SHORT EXERCISE> Check every line of the entries for "Sebum", and copy the lines that hold it.

____________________

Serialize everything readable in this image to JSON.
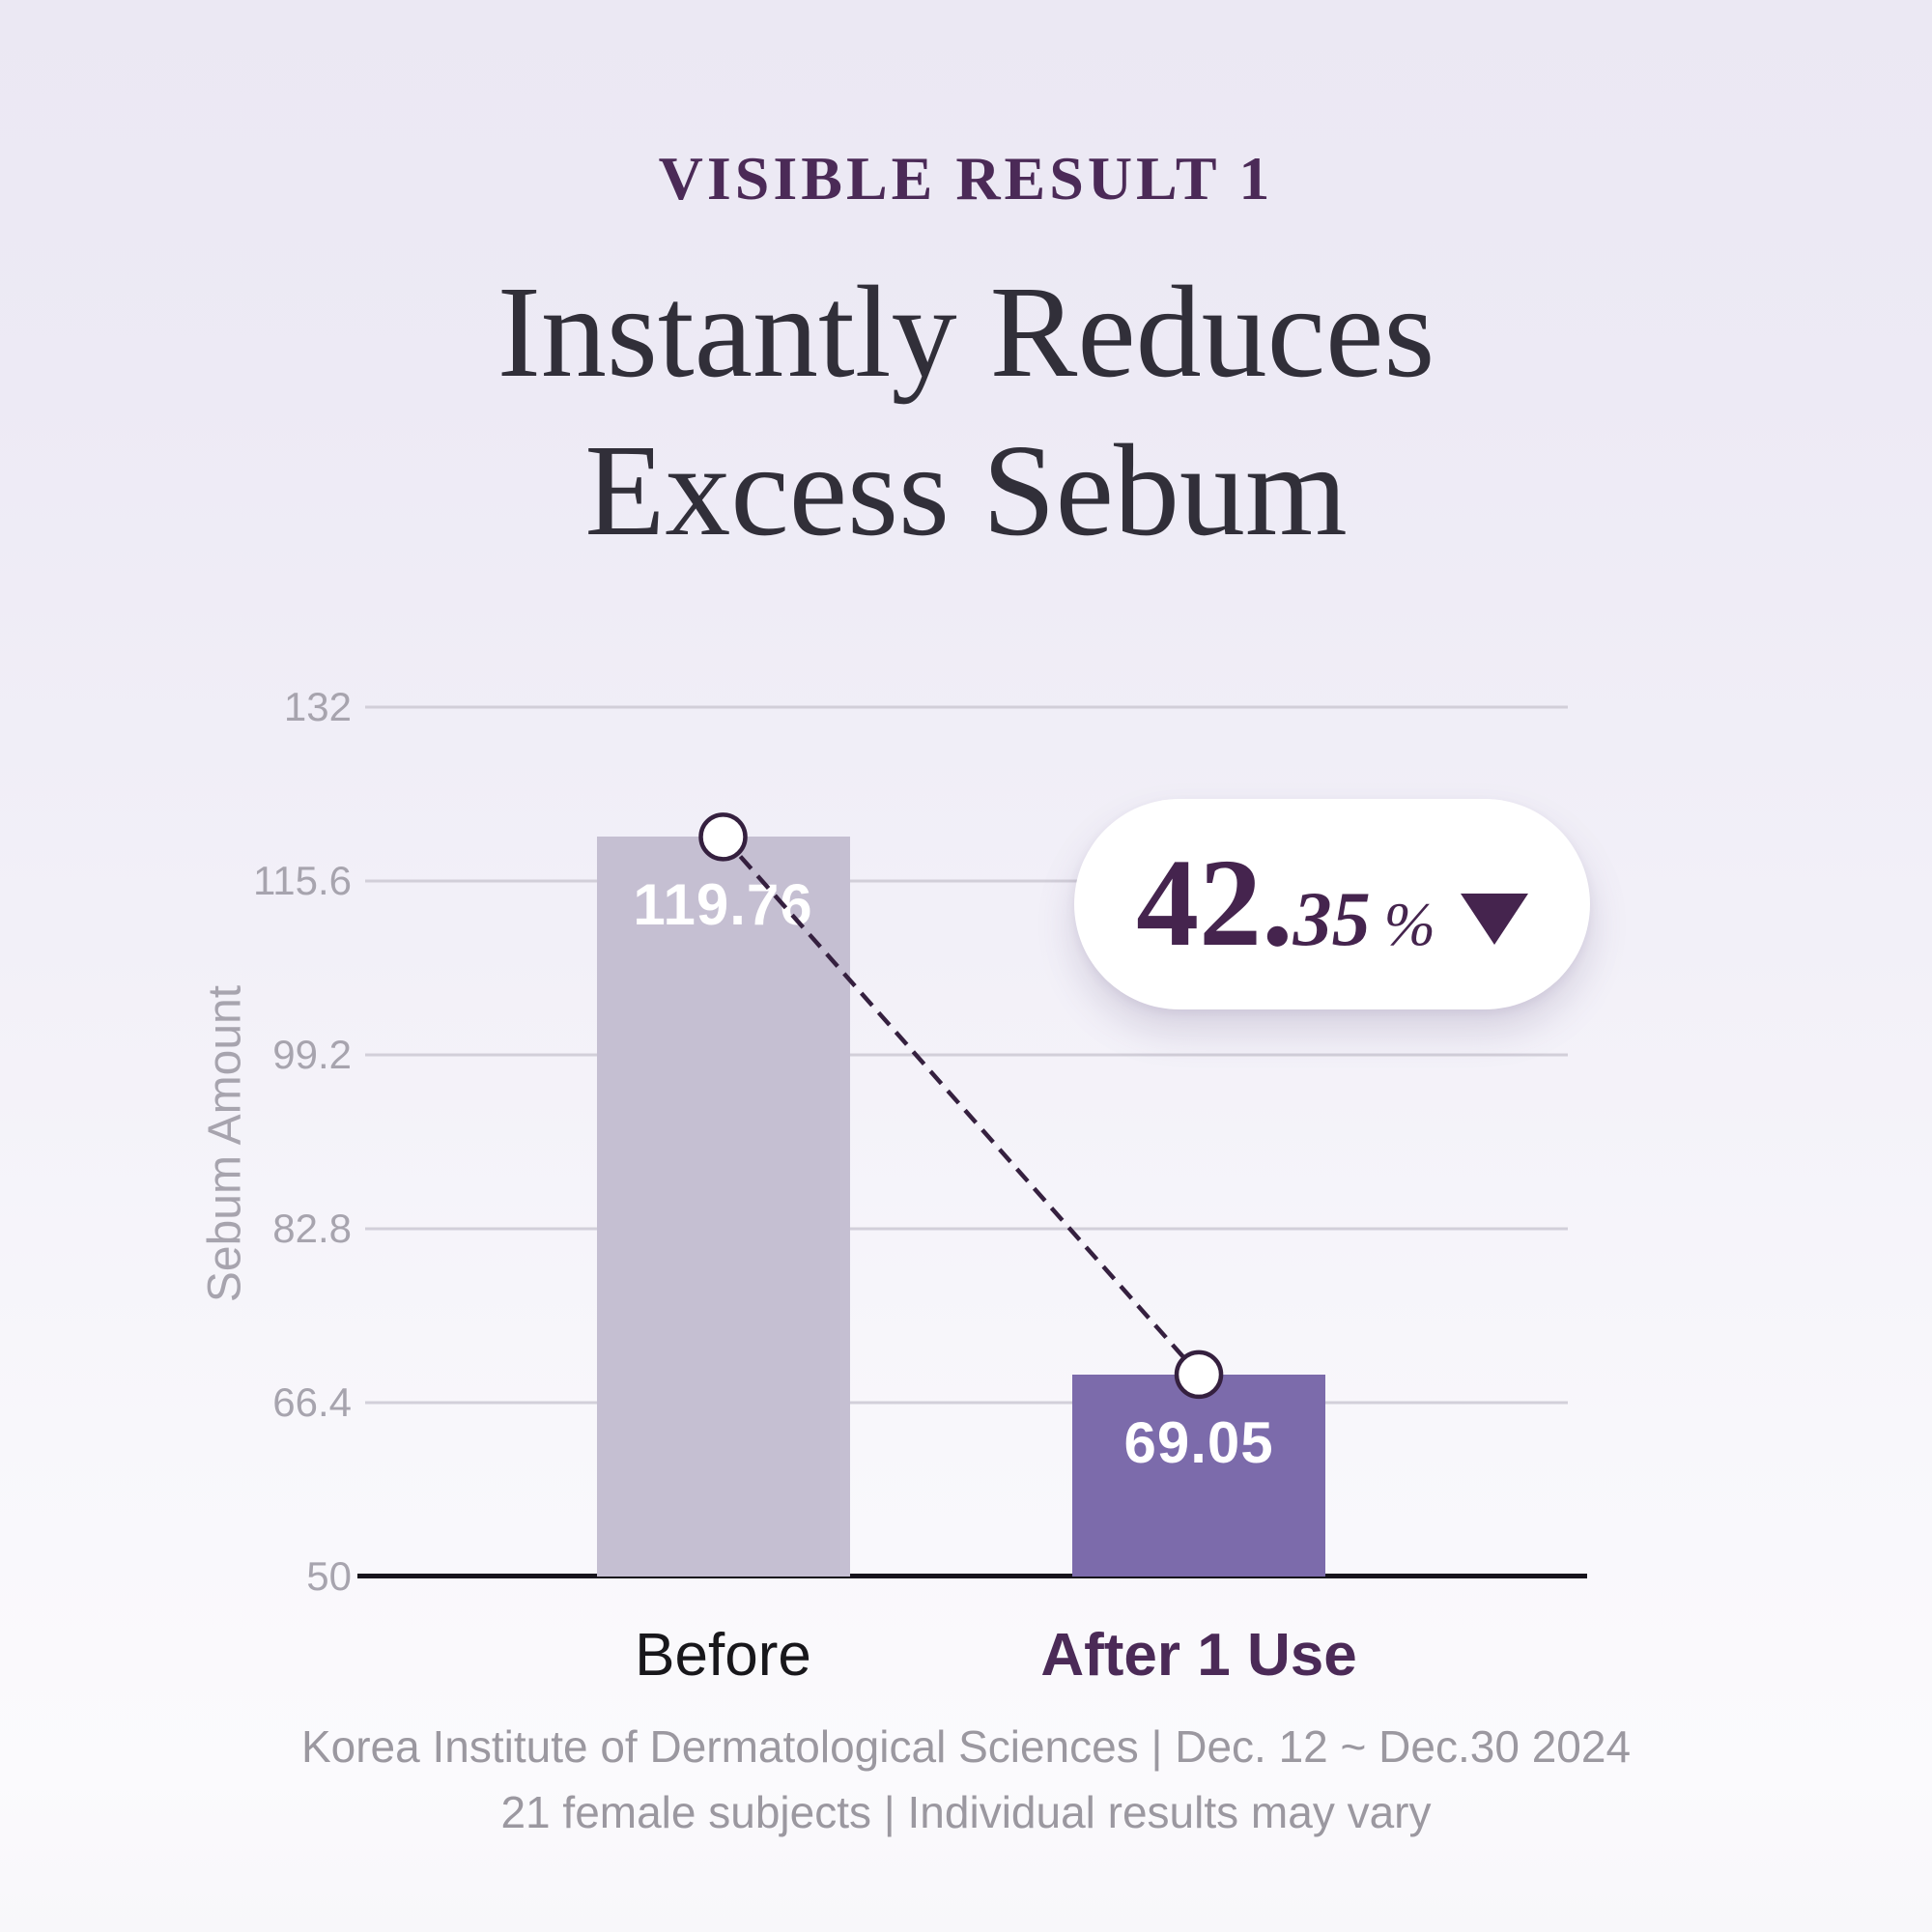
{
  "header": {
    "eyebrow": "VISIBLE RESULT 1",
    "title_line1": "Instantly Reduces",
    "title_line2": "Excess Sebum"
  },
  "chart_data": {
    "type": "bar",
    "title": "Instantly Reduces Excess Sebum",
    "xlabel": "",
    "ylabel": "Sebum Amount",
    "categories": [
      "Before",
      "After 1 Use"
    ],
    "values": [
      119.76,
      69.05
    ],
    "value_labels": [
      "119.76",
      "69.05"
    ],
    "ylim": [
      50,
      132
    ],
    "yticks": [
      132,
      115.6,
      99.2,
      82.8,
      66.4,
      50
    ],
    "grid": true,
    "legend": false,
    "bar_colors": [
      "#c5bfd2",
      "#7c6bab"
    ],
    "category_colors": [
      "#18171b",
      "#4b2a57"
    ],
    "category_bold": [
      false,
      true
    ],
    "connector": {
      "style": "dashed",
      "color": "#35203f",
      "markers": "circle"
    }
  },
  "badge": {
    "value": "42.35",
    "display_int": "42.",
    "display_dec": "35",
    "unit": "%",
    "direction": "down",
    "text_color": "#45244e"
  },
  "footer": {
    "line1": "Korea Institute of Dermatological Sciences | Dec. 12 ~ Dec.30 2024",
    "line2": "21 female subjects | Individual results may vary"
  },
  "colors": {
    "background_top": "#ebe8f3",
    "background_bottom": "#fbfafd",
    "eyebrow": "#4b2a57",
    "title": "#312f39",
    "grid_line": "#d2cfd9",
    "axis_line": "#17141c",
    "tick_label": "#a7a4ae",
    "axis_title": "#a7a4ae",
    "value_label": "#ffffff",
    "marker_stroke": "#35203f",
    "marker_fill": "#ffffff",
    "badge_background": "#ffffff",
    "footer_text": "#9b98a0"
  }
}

____________________

COMPLETE RESPONSE>
    "title_line2": "Excess Sebum"
    "title": "Instantly Reduces Excess Sebum",
    "ylabel": "Sebum Amount",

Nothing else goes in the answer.